— start of Supplied data —

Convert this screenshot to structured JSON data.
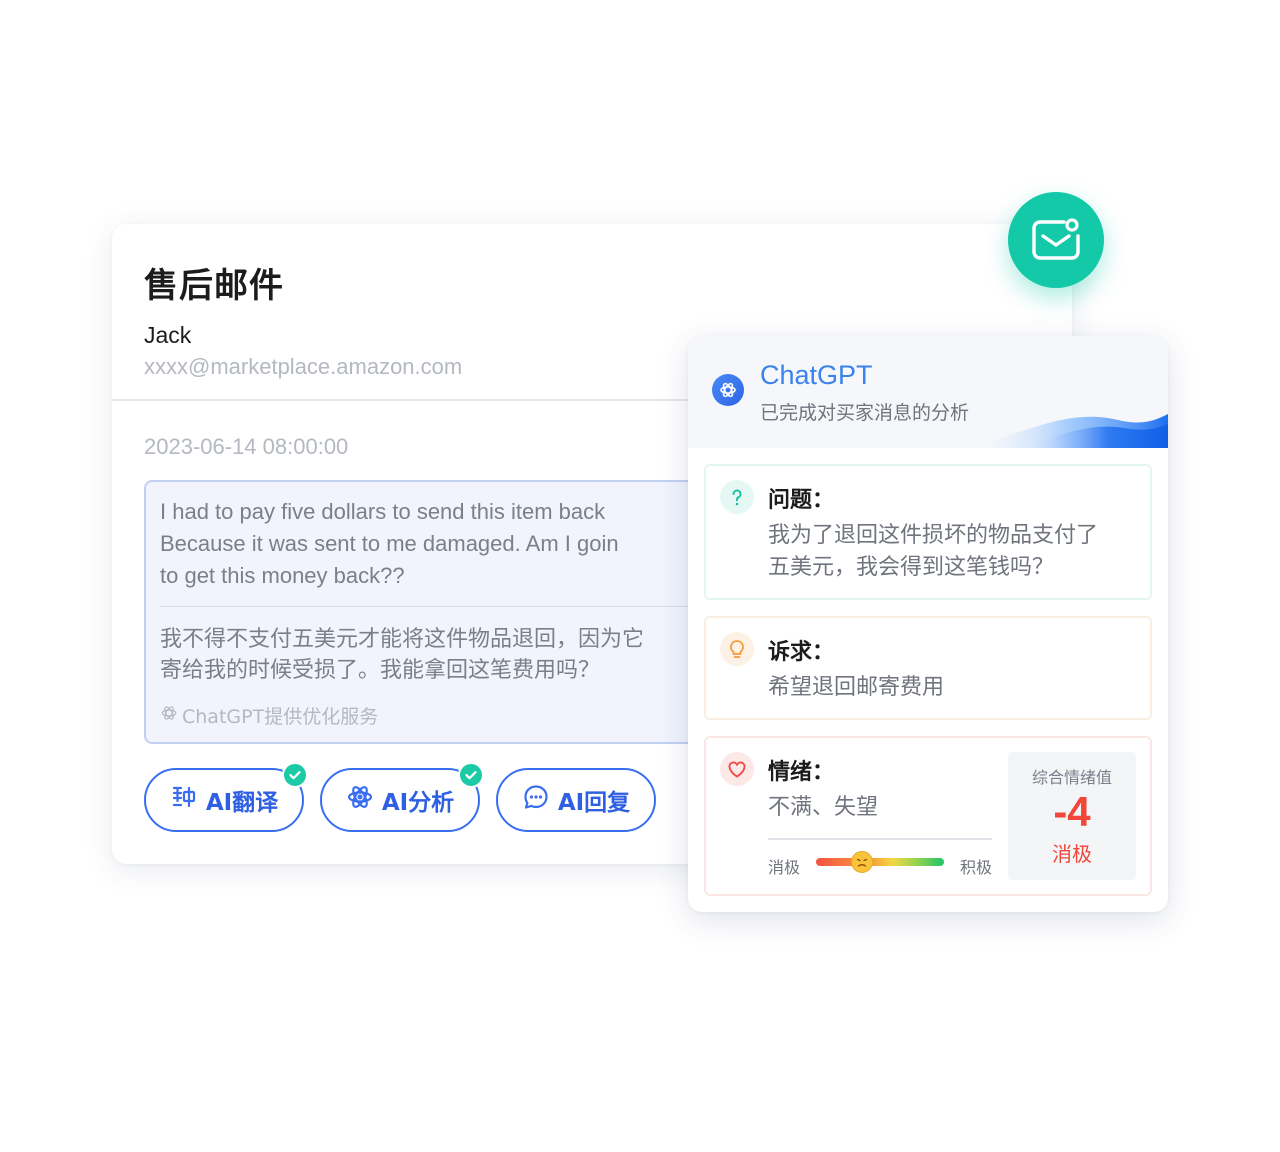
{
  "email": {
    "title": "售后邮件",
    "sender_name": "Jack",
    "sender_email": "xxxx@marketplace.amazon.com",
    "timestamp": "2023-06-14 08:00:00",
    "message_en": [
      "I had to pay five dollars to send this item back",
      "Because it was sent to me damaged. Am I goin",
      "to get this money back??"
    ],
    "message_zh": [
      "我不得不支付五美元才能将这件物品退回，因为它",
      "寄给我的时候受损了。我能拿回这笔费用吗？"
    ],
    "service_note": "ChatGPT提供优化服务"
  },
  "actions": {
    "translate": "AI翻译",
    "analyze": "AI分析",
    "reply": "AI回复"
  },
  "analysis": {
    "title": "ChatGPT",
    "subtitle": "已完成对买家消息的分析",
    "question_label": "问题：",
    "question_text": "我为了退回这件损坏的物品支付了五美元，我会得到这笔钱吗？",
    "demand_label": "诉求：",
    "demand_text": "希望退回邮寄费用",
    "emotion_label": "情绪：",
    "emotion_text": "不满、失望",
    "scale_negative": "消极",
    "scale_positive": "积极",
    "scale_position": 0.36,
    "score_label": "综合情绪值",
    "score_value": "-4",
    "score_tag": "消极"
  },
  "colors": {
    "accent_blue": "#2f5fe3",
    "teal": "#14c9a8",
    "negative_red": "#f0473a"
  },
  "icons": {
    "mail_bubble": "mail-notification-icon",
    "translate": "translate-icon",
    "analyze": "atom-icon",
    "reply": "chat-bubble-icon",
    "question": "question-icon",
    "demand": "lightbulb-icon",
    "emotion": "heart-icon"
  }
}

— end of Supplied data —

Work required: Restate the whole listing above exactly, please, omitting every image.

Written solution:
Convert this screenshot to structured JSON data.
{
  "email": {
    "title": "售后邮件",
    "sender_name": "Jack",
    "sender_email": "xxxx@marketplace.amazon.com",
    "timestamp": "2023-06-14 08:00:00",
    "message_en": [
      "I had to pay five dollars to send this item back",
      "Because it was sent to me damaged. Am I goin",
      "to get this money back??"
    ],
    "message_zh": [
      "我不得不支付五美元才能将这件物品退回，因为它",
      "寄给我的时候受损了。我能拿回这笔费用吗？"
    ],
    "service_note": "ChatGPT提供优化服务"
  },
  "actions": {
    "translate": "AI翻译",
    "analyze": "AI分析",
    "reply": "AI回复"
  },
  "analysis": {
    "title": "ChatGPT",
    "subtitle": "已完成对买家消息的分析",
    "question_label": "问题：",
    "question_text": "我为了退回这件损坏的物品支付了五美元，我会得到这笔钱吗？",
    "demand_label": "诉求：",
    "demand_text": "希望退回邮寄费用",
    "emotion_label": "情绪：",
    "emotion_text": "不满、失望",
    "scale_negative": "消极",
    "scale_positive": "积极",
    "scale_position": 0.36,
    "score_label": "综合情绪值",
    "score_value": "-4",
    "score_tag": "消极"
  },
  "colors": {
    "accent_blue": "#2f5fe3",
    "teal": "#14c9a8",
    "negative_red": "#f0473a"
  },
  "icons": {
    "mail_bubble": "mail-notification-icon",
    "translate": "translate-icon",
    "analyze": "atom-icon",
    "reply": "chat-bubble-icon",
    "question": "question-icon",
    "demand": "lightbulb-icon",
    "emotion": "heart-icon"
  }
}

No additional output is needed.